■ **WORK INSTRUCTIONS**
Return all the data, word for word.

::: STORED RECORDS

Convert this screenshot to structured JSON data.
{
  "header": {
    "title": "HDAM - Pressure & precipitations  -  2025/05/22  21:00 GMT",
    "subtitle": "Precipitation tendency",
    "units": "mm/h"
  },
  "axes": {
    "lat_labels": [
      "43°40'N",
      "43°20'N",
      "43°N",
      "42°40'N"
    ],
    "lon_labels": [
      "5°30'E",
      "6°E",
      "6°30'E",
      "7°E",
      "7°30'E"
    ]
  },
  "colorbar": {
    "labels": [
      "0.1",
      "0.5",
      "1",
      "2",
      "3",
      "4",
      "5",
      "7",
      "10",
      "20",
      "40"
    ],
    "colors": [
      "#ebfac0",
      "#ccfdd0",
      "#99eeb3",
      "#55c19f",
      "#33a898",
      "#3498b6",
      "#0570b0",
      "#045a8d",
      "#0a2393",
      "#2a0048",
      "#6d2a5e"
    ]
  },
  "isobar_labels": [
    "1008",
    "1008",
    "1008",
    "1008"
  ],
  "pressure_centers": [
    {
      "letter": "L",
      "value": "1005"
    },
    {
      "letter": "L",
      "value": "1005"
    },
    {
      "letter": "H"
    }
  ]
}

::::::

■ **REPLY TO THE EXERCISE**
Convert this screenshot to structured JSON data.
{
  "header": {
    "title": "HDAM - Pressure & precipitations  -  2025/05/22  21:00 GMT",
    "subtitle": "Precipitation tendency",
    "units": "mm/h"
  },
  "axes": {
    "lat_labels": [
      "43°40'N",
      "43°20'N",
      "43°N",
      "42°40'N"
    ],
    "lon_labels": [
      "5°30'E",
      "6°E",
      "6°30'E",
      "7°E",
      "7°30'E"
    ]
  },
  "colorbar": {
    "labels": [
      "0.1",
      "0.5",
      "1",
      "2",
      "3",
      "4",
      "5",
      "7",
      "10",
      "20",
      "40"
    ],
    "colors": [
      "#ebfac0",
      "#ccfdd0",
      "#99eeb3",
      "#55c19f",
      "#33a898",
      "#3498b6",
      "#0570b0",
      "#045a8d",
      "#0a2393",
      "#2a0048",
      "#6d2a5e"
    ]
  },
  "isobar_labels": [
    "1008",
    "1008",
    "1008",
    "1008"
  ],
  "pressure_centers": [
    {
      "letter": "L",
      "value": "1005"
    },
    {
      "letter": "L",
      "value": "1005"
    },
    {
      "letter": "H"
    }
  ]
}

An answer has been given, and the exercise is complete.